AIM >> Transcribe each of the records below exactly, excluding all pictures.

Dataset items
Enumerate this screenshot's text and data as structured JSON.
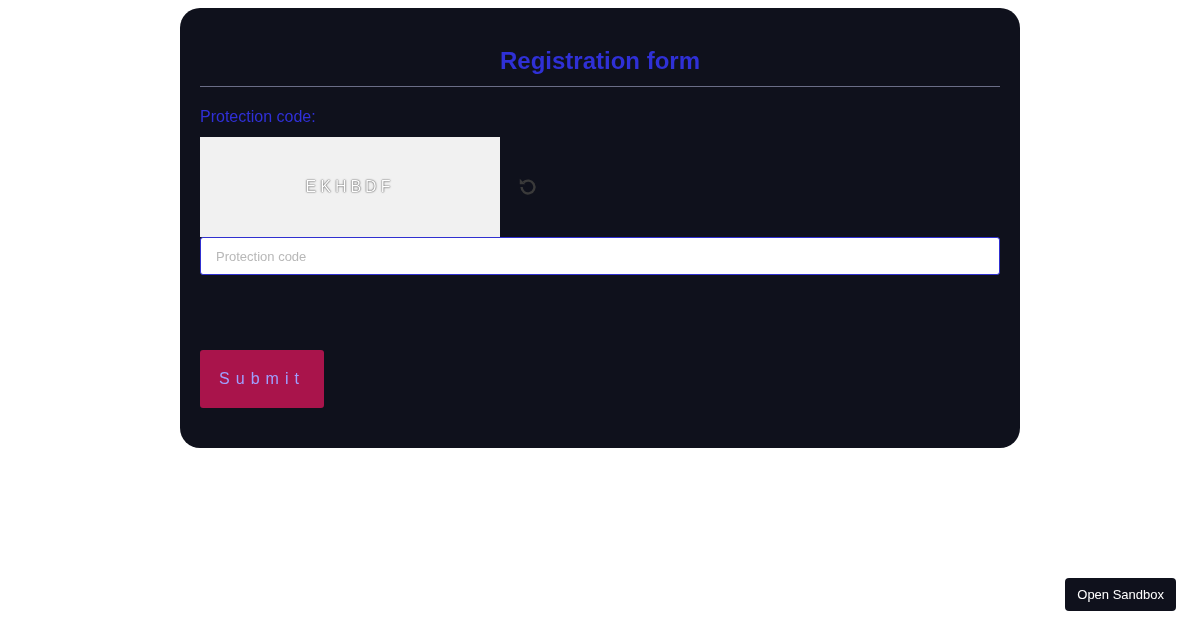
{
  "form": {
    "title": "Registration form",
    "label": "Protection code:",
    "captcha": "EKHBDF",
    "input": {
      "placeholder": "Protection code"
    },
    "submit": "Submit"
  },
  "sandbox_button": "Open Sandbox"
}
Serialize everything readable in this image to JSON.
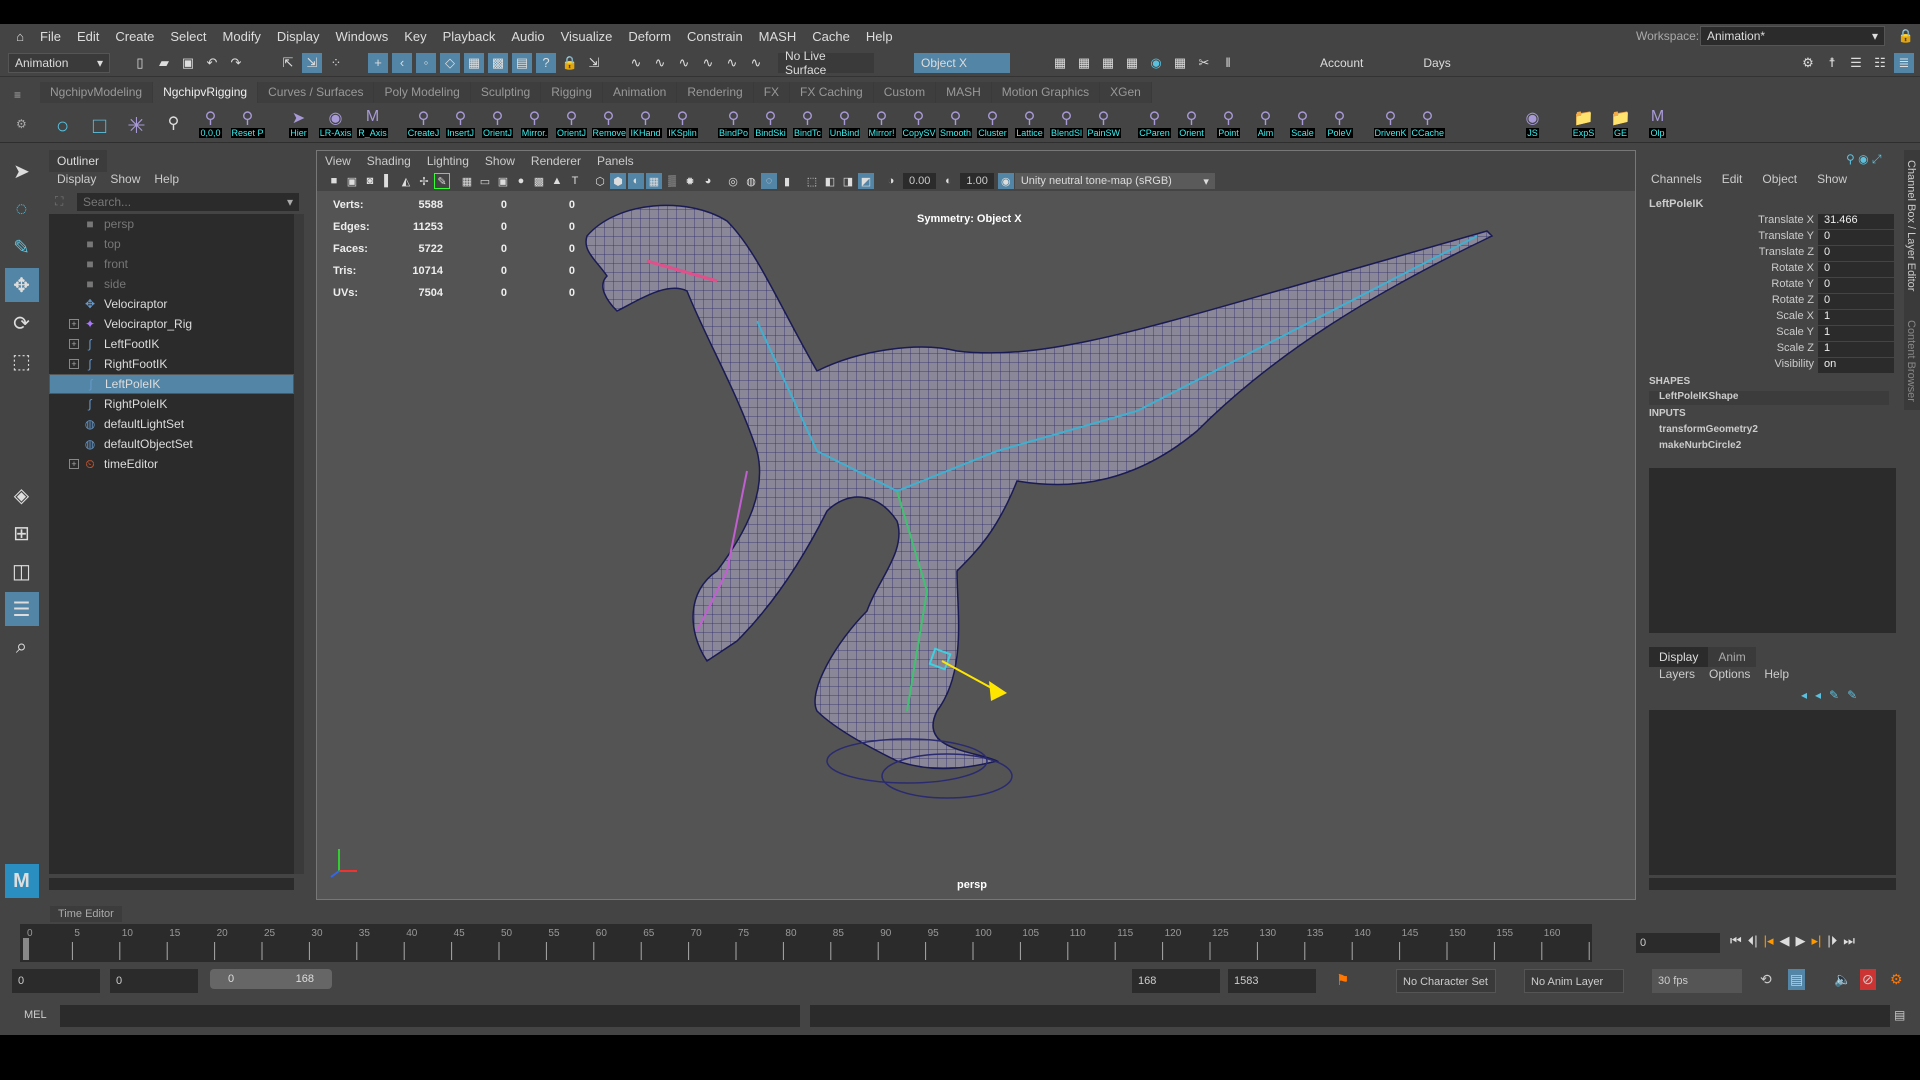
{
  "menubar": {
    "items": [
      "File",
      "Edit",
      "Create",
      "Select",
      "Modify",
      "Display",
      "Windows",
      "Key",
      "Playback",
      "Audio",
      "Visualize",
      "Deform",
      "Constrain",
      "MASH",
      "Cache",
      "Help"
    ],
    "workspace_label": "Workspace:",
    "workspace_value": "Animation*"
  },
  "statusline": {
    "menuset": "Animation",
    "live_surface": "No Live Surface",
    "symmetry": "Object X",
    "account": "Account",
    "days": "Days"
  },
  "shelf": {
    "tabs": [
      "NgchipvModeling",
      "NgchipvRigging",
      "Curves / Surfaces",
      "Poly Modeling",
      "Sculpting",
      "Rigging",
      "Animation",
      "Rendering",
      "FX",
      "FX Caching",
      "Custom",
      "MASH",
      "Motion Graphics",
      "XGen"
    ],
    "active_tab": "NgchipvRigging",
    "buttons": [
      "0,0,0",
      "Reset P",
      "Hier",
      "LR-Axis",
      "R_Axis",
      "CreateJ",
      "InsertJ",
      "OrientJ",
      "Mirror.",
      "OrientJ",
      "Remove",
      "IKHand",
      "IKSplin",
      "BindPo",
      "BindSki",
      "BindTc",
      "UnBind",
      "Mirror!",
      "CopySV",
      "Smooth",
      "Cluster",
      "Lattice",
      "BlendSl",
      "PainSW",
      "CParen",
      "Orient",
      "Point",
      "Aim",
      "Scale",
      "PoleV",
      "DrivenK",
      "CCache",
      "JS",
      "ExpS",
      "GE",
      "Olp"
    ]
  },
  "outliner": {
    "title": "Outliner",
    "menu": [
      "Display",
      "Show",
      "Help"
    ],
    "search_placeholder": "Search...",
    "items": [
      {
        "label": "persp",
        "icon": "camera-icon",
        "dim": true
      },
      {
        "label": "top",
        "icon": "camera-icon",
        "dim": true
      },
      {
        "label": "front",
        "icon": "camera-icon",
        "dim": true
      },
      {
        "label": "side",
        "icon": "camera-icon",
        "dim": true
      },
      {
        "label": "Velociraptor",
        "icon": "mesh-group-icon"
      },
      {
        "label": "Velociraptor_Rig",
        "icon": "joint-icon",
        "expand": true
      },
      {
        "label": "LeftFootIK",
        "icon": "curve-icon",
        "expand": true
      },
      {
        "label": "RightFootIK",
        "icon": "curve-icon",
        "expand": true
      },
      {
        "label": "LeftPoleIK",
        "icon": "curve-icon",
        "selected": true
      },
      {
        "label": "RightPoleIK",
        "icon": "curve-icon"
      },
      {
        "label": "defaultLightSet",
        "icon": "set-icon"
      },
      {
        "label": "defaultObjectSet",
        "icon": "set-icon"
      },
      {
        "label": "timeEditor",
        "icon": "time-editor-icon",
        "expand": true
      }
    ]
  },
  "viewport": {
    "menu": [
      "View",
      "Shading",
      "Lighting",
      "Show",
      "Renderer",
      "Panels"
    ],
    "exposure": "0.00",
    "gamma": "1.00",
    "colorspace": "Unity neutral tone-map (sRGB)",
    "hud": [
      {
        "label": "Verts:",
        "a": "5588",
        "b": "0",
        "c": "0"
      },
      {
        "label": "Edges:",
        "a": "11253",
        "b": "0",
        "c": "0"
      },
      {
        "label": "Faces:",
        "a": "5722",
        "b": "0",
        "c": "0"
      },
      {
        "label": "Tris:",
        "a": "10714",
        "b": "0",
        "c": "0"
      },
      {
        "label": "UVs:",
        "a": "7504",
        "b": "0",
        "c": "0"
      }
    ],
    "symmetry": "Symmetry: Object X",
    "camera": "persp"
  },
  "channelbox": {
    "menu": [
      "Channels",
      "Edit",
      "Object",
      "Show"
    ],
    "object": "LeftPoleIK",
    "attrs": [
      {
        "n": "Translate X",
        "v": "31.466"
      },
      {
        "n": "Translate Y",
        "v": "0"
      },
      {
        "n": "Translate Z",
        "v": "0"
      },
      {
        "n": "Rotate X",
        "v": "0"
      },
      {
        "n": "Rotate Y",
        "v": "0"
      },
      {
        "n": "Rotate Z",
        "v": "0"
      },
      {
        "n": "Scale X",
        "v": "1"
      },
      {
        "n": "Scale Y",
        "v": "1"
      },
      {
        "n": "Scale Z",
        "v": "1"
      },
      {
        "n": "Visibility",
        "v": "on"
      }
    ],
    "shapes_header": "SHAPES",
    "shape": "LeftPoleIKShape",
    "inputs_header": "INPUTS",
    "inputs": [
      "transformGeometry2",
      "makeNurbCircle2"
    ],
    "layer_tabs": [
      "Display",
      "Anim"
    ],
    "layer_menu": [
      "Layers",
      "Options",
      "Help"
    ],
    "side_tabs": [
      "Channel Box / Layer Editor",
      "Content Browser"
    ]
  },
  "timeline": {
    "label": "Time Editor",
    "start": 0,
    "end": 168,
    "current": "0",
    "tick_step": 5
  },
  "range": {
    "start": "0",
    "anim_start": "0",
    "slider_start": "0",
    "slider_end": "168",
    "end": "168",
    "anim_end": "1583",
    "character": "No Character Set",
    "anim_layer": "No Anim Layer",
    "fps": "30 fps"
  },
  "mel": {
    "label": "MEL"
  }
}
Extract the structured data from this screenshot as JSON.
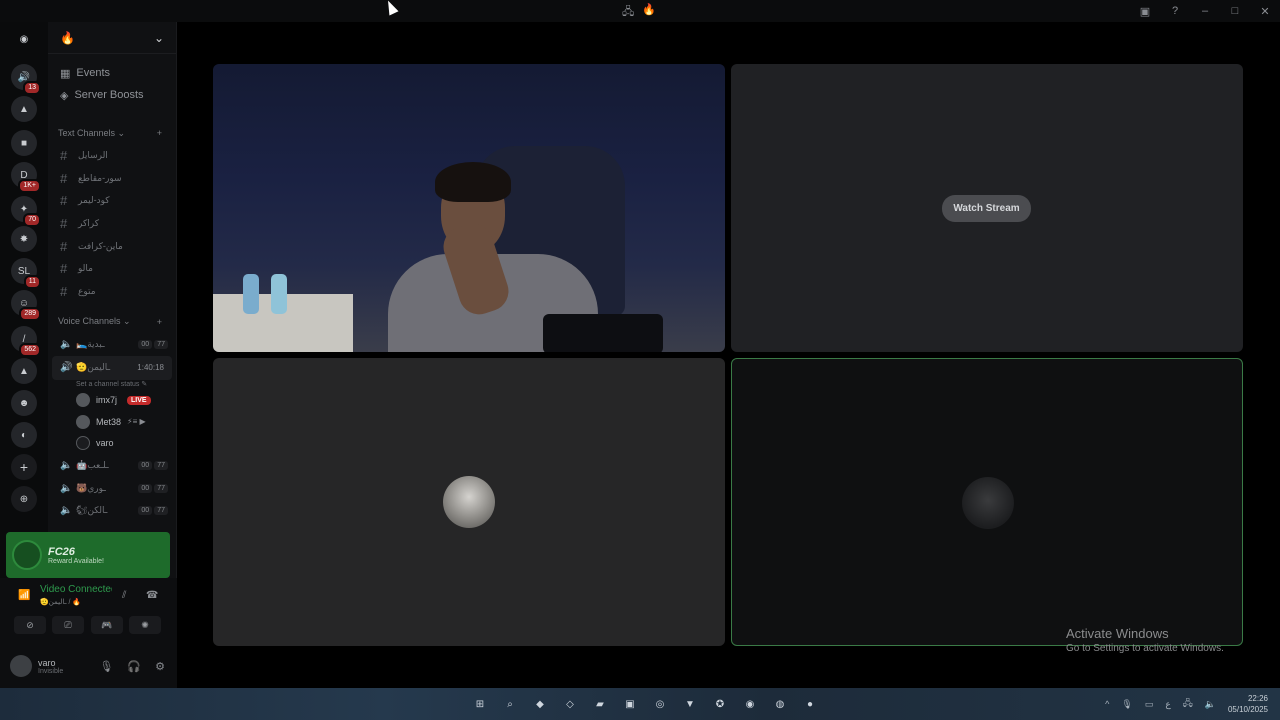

FULL RESPONSE >>
Enumerate this screenshot's text and data as structured JSON.
{
  "form": {
    "title": "Registration form",
    "label": "Protection code:",
    "captcha": "EKHBDF",
    "input": {
      "placeholder": "Protection code"
    },
    "submit": "Submit"
  },
  "sandbox_button": "Open Sandbox"
}
Serialize everything readable in this image to JSON.
{
  "menubar": {
    "items": [
      "File",
      "Edit",
      "Create",
      "Select",
      "Modify",
      "Display",
      "Windows",
      "Key",
      "Playback",
      "Audio",
      "Visualize",
      "Deform",
      "Constrain",
      "MASH",
      "Cache",
      "Help"
    ],
    "workspace_label": "Workspace:",
    "workspace_value": "Animation*"
  },
  "statusline": {
    "menuset": "Animation",
    "live_surface": "No Live Surface",
    "symmetry": "Object X",
    "account": "Account",
    "days": "Days"
  },
  "shelf": {
    "tabs": [
      "NgchipvModeling",
      "NgchipvRigging",
      "Curves / Surfaces",
      "Poly Modeling",
      "Sculpting",
      "Rigging",
      "Animation",
      "Rendering",
      "FX",
      "FX Caching",
      "Custom",
      "MASH",
      "Motion Graphics",
      "XGen"
    ],
    "active_tab": "NgchipvRigging",
    "buttons": [
      "0,0,0",
      "Reset P",
      "Hier",
      "LR-Axis",
      "R_Axis",
      "CreateJ",
      "InsertJ",
      "OrientJ",
      "Mirror.",
      "OrientJ",
      "Remove",
      "IKHand",
      "IKSplin",
      "BindPo",
      "BindSki",
      "BindTc",
      "UnBind",
      "Mirror!",
      "CopySV",
      "Smooth",
      "Cluster",
      "Lattice",
      "BlendSl",
      "PainSW",
      "CParen",
      "Orient",
      "Point",
      "Aim",
      "Scale",
      "PoleV",
      "DrivenK",
      "CCache",
      "JS",
      "ExpS",
      "GE",
      "Olp"
    ]
  },
  "outliner": {
    "title": "Outliner",
    "menu": [
      "Display",
      "Show",
      "Help"
    ],
    "search_placeholder": "Search...",
    "items": [
      {
        "label": "persp",
        "icon": "camera-icon",
        "dim": true
      },
      {
        "label": "top",
        "icon": "camera-icon",
        "dim": true
      },
      {
        "label": "front",
        "icon": "camera-icon",
        "dim": true
      },
      {
        "label": "side",
        "icon": "camera-icon",
        "dim": true
      },
      {
        "label": "Velociraptor",
        "icon": "mesh-group-icon"
      },
      {
        "label": "Velociraptor_Rig",
        "icon": "joint-icon",
        "expand": true
      },
      {
        "label": "LeftFootIK",
        "icon": "curve-icon",
        "expand": true
      },
      {
        "label": "RightFootIK",
        "icon": "curve-icon",
        "expand": true
      },
      {
        "label": "LeftPoleIK",
        "icon": "curve-icon",
        "selected": true
      },
      {
        "label": "RightPoleIK",
        "icon": "curve-icon"
      },
      {
        "label": "defaultLightSet",
        "icon": "set-icon"
      },
      {
        "label": "defaultObjectSet",
        "icon": "set-icon"
      },
      {
        "label": "timeEditor",
        "icon": "time-editor-icon",
        "expand": true
      }
    ]
  },
  "viewport": {
    "menu": [
      "View",
      "Shading",
      "Lighting",
      "Show",
      "Renderer",
      "Panels"
    ],
    "exposure": "0.00",
    "gamma": "1.00",
    "colorspace": "Unity neutral tone-map (sRGB)",
    "hud": [
      {
        "label": "Verts:",
        "a": "5588",
        "b": "0",
        "c": "0"
      },
      {
        "label": "Edges:",
        "a": "11253",
        "b": "0",
        "c": "0"
      },
      {
        "label": "Faces:",
        "a": "5722",
        "b": "0",
        "c": "0"
      },
      {
        "label": "Tris:",
        "a": "10714",
        "b": "0",
        "c": "0"
      },
      {
        "label": "UVs:",
        "a": "7504",
        "b": "0",
        "c": "0"
      }
    ],
    "symmetry": "Symmetry: Object X",
    "camera": "persp"
  },
  "channelbox": {
    "menu": [
      "Channels",
      "Edit",
      "Object",
      "Show"
    ],
    "object": "LeftPoleIK",
    "attrs": [
      {
        "n": "Translate X",
        "v": "31.466"
      },
      {
        "n": "Translate Y",
        "v": "0"
      },
      {
        "n": "Translate Z",
        "v": "0"
      },
      {
        "n": "Rotate X",
        "v": "0"
      },
      {
        "n": "Rotate Y",
        "v": "0"
      },
      {
        "n": "Rotate Z",
        "v": "0"
      },
      {
        "n": "Scale X",
        "v": "1"
      },
      {
        "n": "Scale Y",
        "v": "1"
      },
      {
        "n": "Scale Z",
        "v": "1"
      },
      {
        "n": "Visibility",
        "v": "on"
      }
    ],
    "shapes_header": "SHAPES",
    "shape": "LeftPoleIKShape",
    "inputs_header": "INPUTS",
    "inputs": [
      "transformGeometry2",
      "makeNurbCircle2"
    ],
    "layer_tabs": [
      "Display",
      "Anim"
    ],
    "layer_menu": [
      "Layers",
      "Options",
      "Help"
    ],
    "side_tabs": [
      "Channel Box / Layer Editor",
      "Content Browser"
    ]
  },
  "timeline": {
    "label": "Time Editor",
    "start": 0,
    "end": 168,
    "current": "0",
    "tick_step": 5
  },
  "range": {
    "start": "0",
    "anim_start": "0",
    "slider_start": "0",
    "slider_end": "168",
    "end": "168",
    "anim_end": "1583",
    "character": "No Character Set",
    "anim_layer": "No Anim Layer",
    "fps": "30 fps"
  },
  "mel": {
    "label": "MEL"
  }
}
Extract the structured data from this screenshot as JSON.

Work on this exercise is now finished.